• Work order: Reproduce the records that follow in full, excluding any picture they contain.
►
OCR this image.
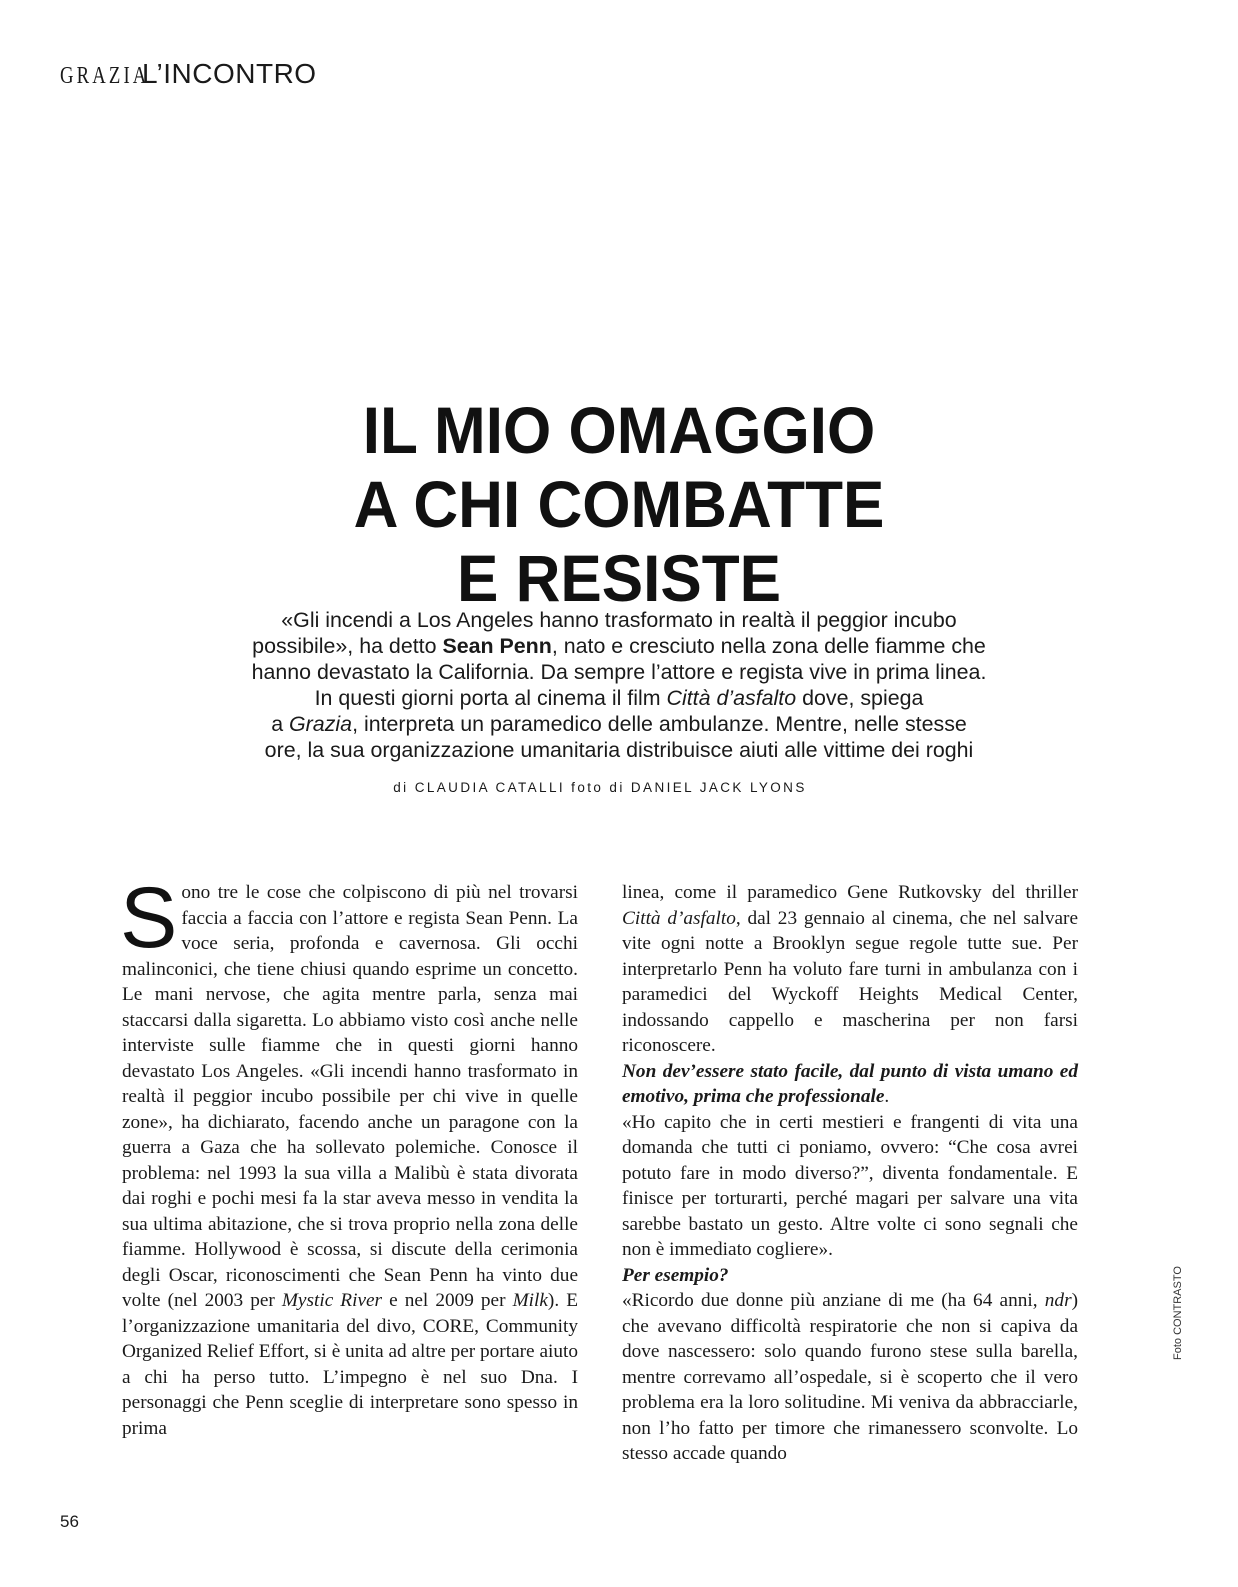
GRAZIA
L’INCONTRO
IL MIO OMAGGIO
A CHI COMBATTE
E RESISTE
«Gli incendi a Los Angeles hanno trasformato in realtà il peggior incubo
possibile», ha detto Sean Penn, nato e cresciuto nella zona delle fiamme che
hanno devastato la California. Da sempre l’attore e regista vive in prima linea.
In questi giorni porta al cinema il film Città d’asfalto dove, spiega
a Grazia, interpreta un paramedico delle ambulanze. Mentre, nelle stesse
ore, la sua organizzazione umanitaria distribuisce aiuti alle vittime dei roghi
di CLAUDIA CATALLI foto di DANIEL JACK LYONS

Sono tre le cose che colpiscono di più nel trovarsi faccia a faccia con l’attore e regista Sean Penn. La voce seria, profonda e cavernosa. Gli occhi malinconici, che tiene chiusi quando esprime un concetto. Le mani nervose, che agita mentre parla, senza mai staccarsi dalla sigaretta. Lo abbiamo visto così anche nelle interviste sulle fiamme che in questi giorni hanno devastato Los Angeles. «Gli incendi hanno trasformato in realtà il peggior incubo possibile per chi vive in quelle zone», ha dichiarato, facendo anche un paragone con la guerra a Gaza che ha sollevato polemiche. Conosce il problema: nel 1993 la sua villa a Malibù è stata divorata dai roghi e pochi mesi fa la star aveva messo in vendita la sua ultima abitazione, che si trova proprio nella zona delle fiamme. Hollywood è scossa, si discute della cerimonia degli Oscar, riconoscimenti che Sean Penn ha vinto due volte (nel 2003 per Mystic River e nel 2009 per Milk). E l’organizzazione umanitaria del divo, CORE, Community Organized Relief Effort, si è unita ad altre per portare aiuto a chi ha perso tutto. L’impegno è nel suo Dna. I personaggi che Penn sceglie di interpretare sono spesso in prima

linea, come il paramedico Gene Rutkovsky del thriller Città d’asfalto, dal 23 gennaio al cinema, che nel salvare vite ogni notte a Brooklyn segue regole tutte sue. Per interpretarlo Penn ha voluto fare turni in ambulanza con i paramedici del Wyckoff Heights Medical Center, indossando cappello e mascherina per non farsi riconoscere.

Non dev’essere stato facile, dal punto di vista umano ed emotivo, prima che professionale.

«Ho capito che in certi mestieri e frangenti di vita una domanda che tutti ci poniamo, ovvero: “Che cosa avrei potuto fare in modo diverso?”, diventa fondamentale. E finisce per torturarti, perché magari per salvare una vita sarebbe bastato un gesto. Altre volte ci sono segnali che non è immediato cogliere».

Per esempio?

«Ricordo due donne più anziane di me (ha 64 anni, ndr) che avevano difficoltà respiratorie che non si capiva da dove nascessero: solo quando furono stese sulla barella, mentre correvamo all’ospedale, si è scoperto che il vero problema era la loro solitudine. Mi veniva da abbracciarle, non l’ho fatto per timore che rimanessero sconvolte. Lo stesso accade quando

Foto CONTRASTO
56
◄
• Answer box:
OCR this image.
GRAZIA
L’INCONTRO
IL MIO OMAGGIO
A CHI COMBATTE
E RESISTE
«Gli incendi a Los Angeles hanno trasformato in realtà il peggior incubo
possibile», ha detto Sean Penn, nato e cresciuto nella zona delle fiamme che
hanno devastato la California. Da sempre l’attore e regista vive in prima linea.
In questi giorni porta al cinema il film Città d’asfalto dove, spiega
a Grazia, interpreta un paramedico delle ambulanze. Mentre, nelle stesse
ore, la sua organizzazione umanitaria distribuisce aiuti alle vittime dei roghi
di CLAUDIA CATALLI foto di DANIEL JACK LYONS

Sono tre le cose che colpiscono di più nel trovarsi faccia a faccia con l’attore e regista Sean Penn. La voce seria, profonda e cavernosa. Gli occhi malinconici, che tiene chiusi quando esprime un concetto. Le mani nervose, che agita mentre parla, senza mai staccarsi dalla sigaretta. Lo abbiamo visto così anche nelle interviste sulle fiamme che in questi giorni hanno devastato Los Angeles. «Gli incendi hanno trasformato in realtà il peggior incubo possibile per chi vive in quelle zone», ha dichiarato, facendo anche un paragone con la guerra a Gaza che ha sollevato polemiche. Conosce il problema: nel 1993 la sua villa a Malibù è stata divorata dai roghi e pochi mesi fa la star aveva messo in vendita la sua ultima abitazione, che si trova proprio nella zona delle fiamme. Hollywood è scossa, si discute della cerimonia degli Oscar, riconoscimenti che Sean Penn ha vinto due volte (nel 2003 per Mystic River e nel 2009 per Milk). E l’organizzazione umanitaria del divo, CORE, Community Organized Relief Effort, si è unita ad altre per portare aiuto a chi ha perso tutto. L’impegno è nel suo Dna. I personaggi che Penn sceglie di interpretare sono spesso in prima

linea, come il paramedico Gene Rutkovsky del thriller Città d’asfalto, dal 23 gennaio al cinema, che nel salvare vite ogni notte a Brooklyn segue regole tutte sue. Per interpretarlo Penn ha voluto fare turni in ambulanza con i paramedici del Wyckoff Heights Medical Center, indossando cappello e mascherina per non farsi riconoscere.

Non dev’essere stato facile, dal punto di vista umano ed emotivo, prima che professionale.

«Ho capito che in certi mestieri e frangenti di vita una domanda che tutti ci poniamo, ovvero: “Che cosa avrei potuto fare in modo diverso?”, diventa fondamentale. E finisce per torturarti, perché magari per salvare una vita sarebbe bastato un gesto. Altre volte ci sono segnali che non è immediato cogliere».

Per esempio?

«Ricordo due donne più anziane di me (ha 64 anni, ndr) che avevano difficoltà respiratorie che non si capiva da dove nascessero: solo quando furono stese sulla barella, mentre correvamo all’ospedale, si è scoperto che il vero problema era la loro solitudine. Mi veniva da abbracciarle, non l’ho fatto per timore che rimanessero sconvolte. Lo stesso accade quando

Foto CONTRASTO
56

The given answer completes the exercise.